**Work to complete**
Every record must be repeated exactly; omit any pictures they contain.

··· Data records

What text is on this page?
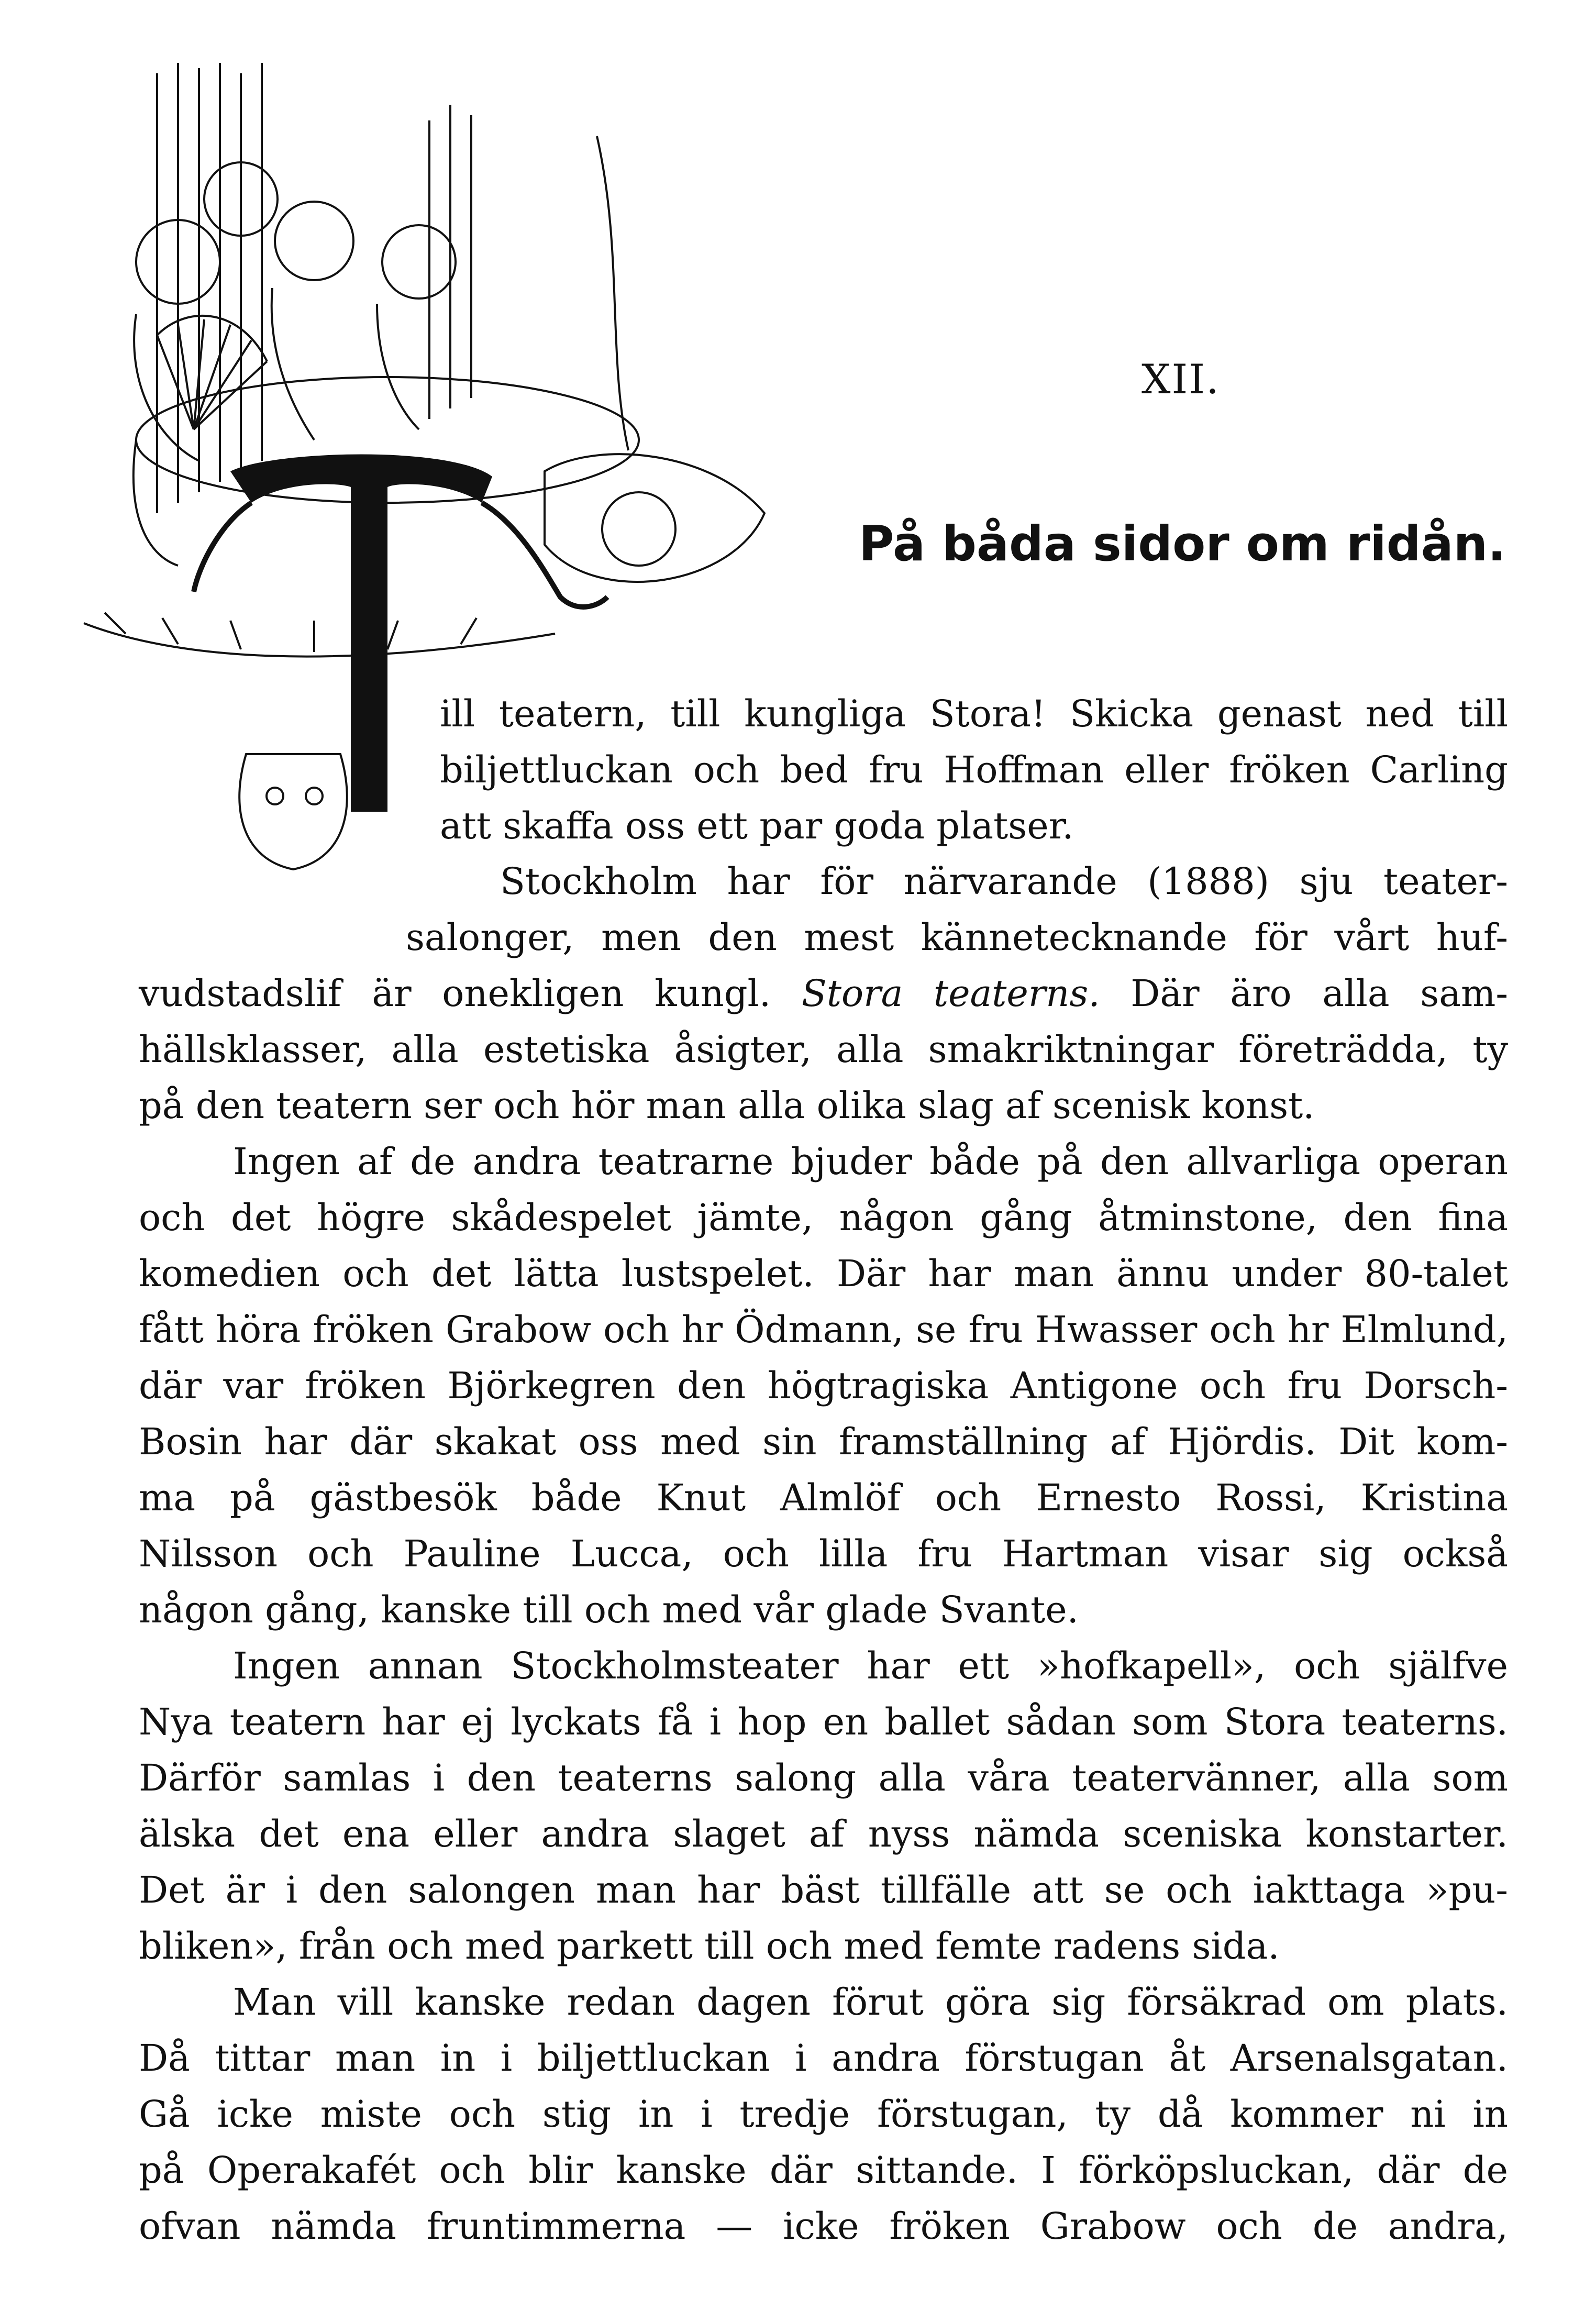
XII.
På båda sidor om ridån.
ill teatern, till kungliga Stora! Skicka genast ned till
biljettluckan och bed fru Hoffman eller fröken Carling
att skaffa oss ett par goda platser.
Stockholm har för närvarande (1888) sju teater-
salonger, men den mest kännetecknande för vårt huf-
vudstadslif är onekligen kungl. Stora teaterns. Där äro alla sam-
hällsklasser, alla estetiska åsigter, alla smakriktningar företrädda, ty
på den teatern ser och hör man alla olika slag af scenisk konst.
Ingen af de andra teatrarne bjuder både på den allvarliga operan
och det högre skådespelet jämte, någon gång åtminstone, den fina
komedien och det lätta lustspelet. Där har man ännu under 80-talet
fått höra fröken Grabow och hr Ödmann, se fru Hwasser och hr Elmlund,
där var fröken Björkegren den högtragiska Antigone och fru Dorsch-
Bosin har där skakat oss med sin framställning af Hjördis. Dit kom-
ma på gästbesök både Knut Almlöf och Ernesto Rossi, Kristina
Nilsson och Pauline Lucca, och lilla fru Hartman visar sig också
någon gång, kanske till och med vår glade Svante.
Ingen annan Stockholmsteater har ett »hofkapell», och själfve
Nya teatern har ej lyckats få i hop en ballet sådan som Stora teaterns.
Därför samlas i den teaterns salong alla våra teatervänner, alla som
älska det ena eller andra slaget af nyss nämda sceniska konstarter.
Det är i den salongen man har bäst tillfälle att se och iakttaga »pu-
bliken», från och med parkett till och med femte radens sida.
Man vill kanske redan dagen förut göra sig försäkrad om plats.
Då tittar man in i biljettluckan i andra förstugan åt Arsenalsgatan.
Gå icke miste och stig in i tredje förstugan, ty då kommer ni in
på Operakafét och blir kanske där sittande. I förköpsluckan, där de
ofvan nämda fruntimmerna — icke fröken Grabow och de andra,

······

**Exercise output**
What text is on this page?
XII.
På båda sidor om ridån.
ill teatern, till kungliga Stora! Skicka genast ned till
biljettluckan och bed fru Hoffman eller fröken Carling
att skaffa oss ett par goda platser.
Stockholm har för närvarande (1888) sju teater-
salonger, men den mest kännetecknande för vårt huf-
vudstadslif är onekligen kungl. Stora teaterns. Där äro alla sam-
hällsklasser, alla estetiska åsigter, alla smakriktningar företrädda, ty
på den teatern ser och hör man alla olika slag af scenisk konst.
Ingen af de andra teatrarne bjuder både på den allvarliga operan
och det högre skådespelet jämte, någon gång åtminstone, den fina
komedien och det lätta lustspelet. Där har man ännu under 80-talet
fått höra fröken Grabow och hr Ödmann, se fru Hwasser och hr Elmlund,
där var fröken Björkegren den högtragiska Antigone och fru Dorsch-
Bosin har där skakat oss med sin framställning af Hjördis. Dit kom-
ma på gästbesök både Knut Almlöf och Ernesto Rossi, Kristina
Nilsson och Pauline Lucca, och lilla fru Hartman visar sig också
någon gång, kanske till och med vår glade Svante.
Ingen annan Stockholmsteater har ett »hofkapell», och själfve
Nya teatern har ej lyckats få i hop en ballet sådan som Stora teaterns.
Därför samlas i den teaterns salong alla våra teatervänner, alla som
älska det ena eller andra slaget af nyss nämda sceniska konstarter.
Det är i den salongen man har bäst tillfälle att se och iakttaga »pu-
bliken», från och med parkett till och med femte radens sida.
Man vill kanske redan dagen förut göra sig försäkrad om plats.
Då tittar man in i biljettluckan i andra förstugan åt Arsenalsgatan.
Gå icke miste och stig in i tredje förstugan, ty då kommer ni in
på Operakafét och blir kanske där sittande. I förköpsluckan, där de
ofvan nämda fruntimmerna — icke fröken Grabow och de andra,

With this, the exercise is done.